STATED EXERCISE >> Every line that holds "where" should be shown.

━━━ EXERCISE MATERIAL

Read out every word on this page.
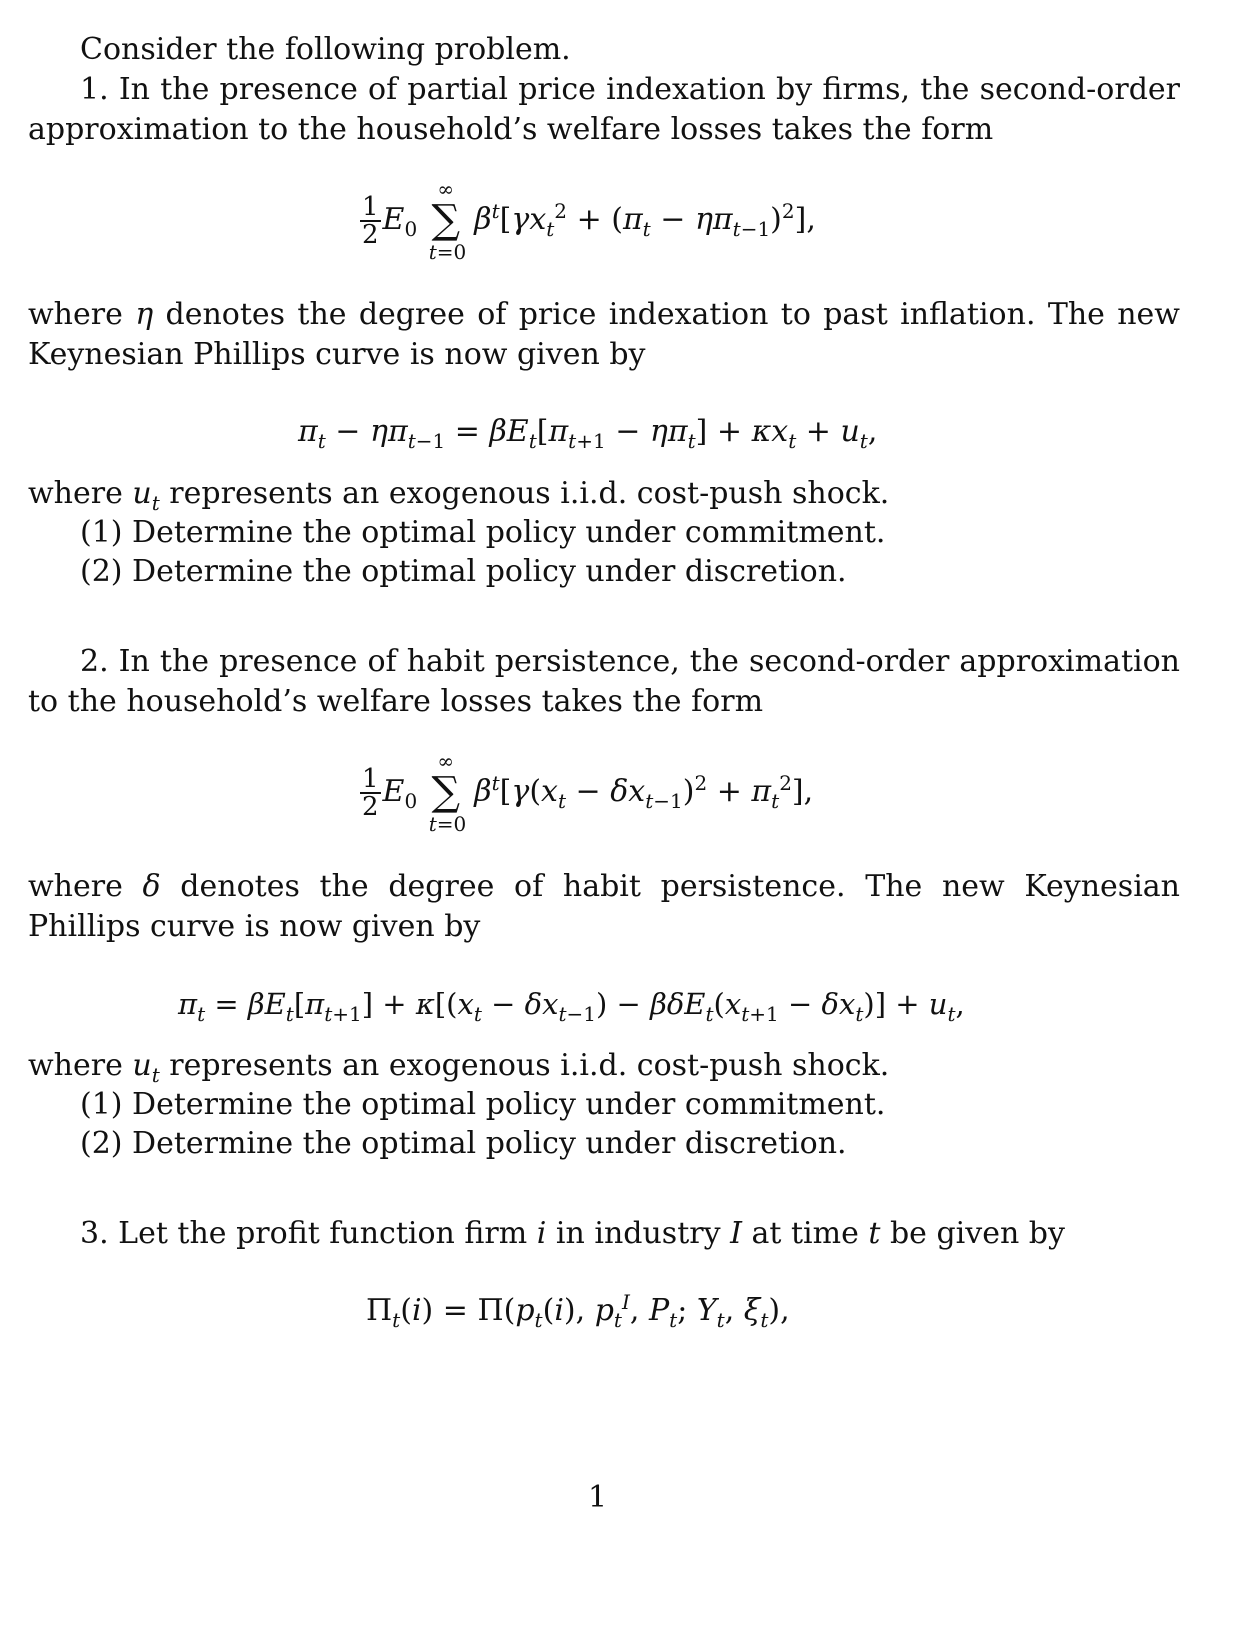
Consider the following problem.

1. In the presence of partial price indexation by firms, the second-order approximation to the household’s welfare losses takes the form

$\frac{1}{2} E_0$
∞
∑
t=0
$\beta^t[\gamma x_t^2 + (\pi_t - \eta\pi_{t-1})^2]$,

where η denotes the degree of price indexation to past inflation. The new Keynesian Phillips curve is now given by

$\pi_t - \eta\pi_{t-1} = \beta E_t[\pi_{t+1} - \eta\pi_t] + \kappa x_t + u_t$,
where $u_t$ represents an exogenous i.i.d. cost-push shock.
(1) Determine the optimal policy under commitment.
(2) Determine the optimal policy under discretion.

2. In the presence of habit persistence, the second-order approximation to the household’s welfare losses takes the form

$\frac{1}{2} E_0$
∞
∑
t=0
$\beta^t[\gamma(x_t - \delta x_{t-1})^2 + \pi_t^2]$,

where δ denotes the degree of habit persistence. The new Keynesian Phillips curve is now given by

$\pi_t = \beta E_t[\pi_{t+1}] + \kappa[(x_t - \delta x_{t-1}) - \beta\delta E_t(x_{t+1} - \delta x_t)] + u_t$,
where $u_t$ represents an exogenous i.i.d. cost-push shock.
(1) Determine the optimal policy under commitment.
(2) Determine the optimal policy under discretion.
3. Let the profit function firm i in industry I at time t be given by
$\Pi_t(i) = \Pi(p_t(i)$, $p_t^I$, $P_t$; $Y_t$, $\xi_t$),
1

━━━━━━

RESPONSE TO THIS EXERCISE >>
where η denotes the degree of price indexation to past inflation. The new Keynesian Phillips curve is now given by
where $u_t$ represents an exogenous i.i.d. cost-push shock.
where δ denotes the degree of habit persistence. The new Keynesian Phillips curve is now given by
where $u_t$ represents an exogenous i.i.d. cost-push shock.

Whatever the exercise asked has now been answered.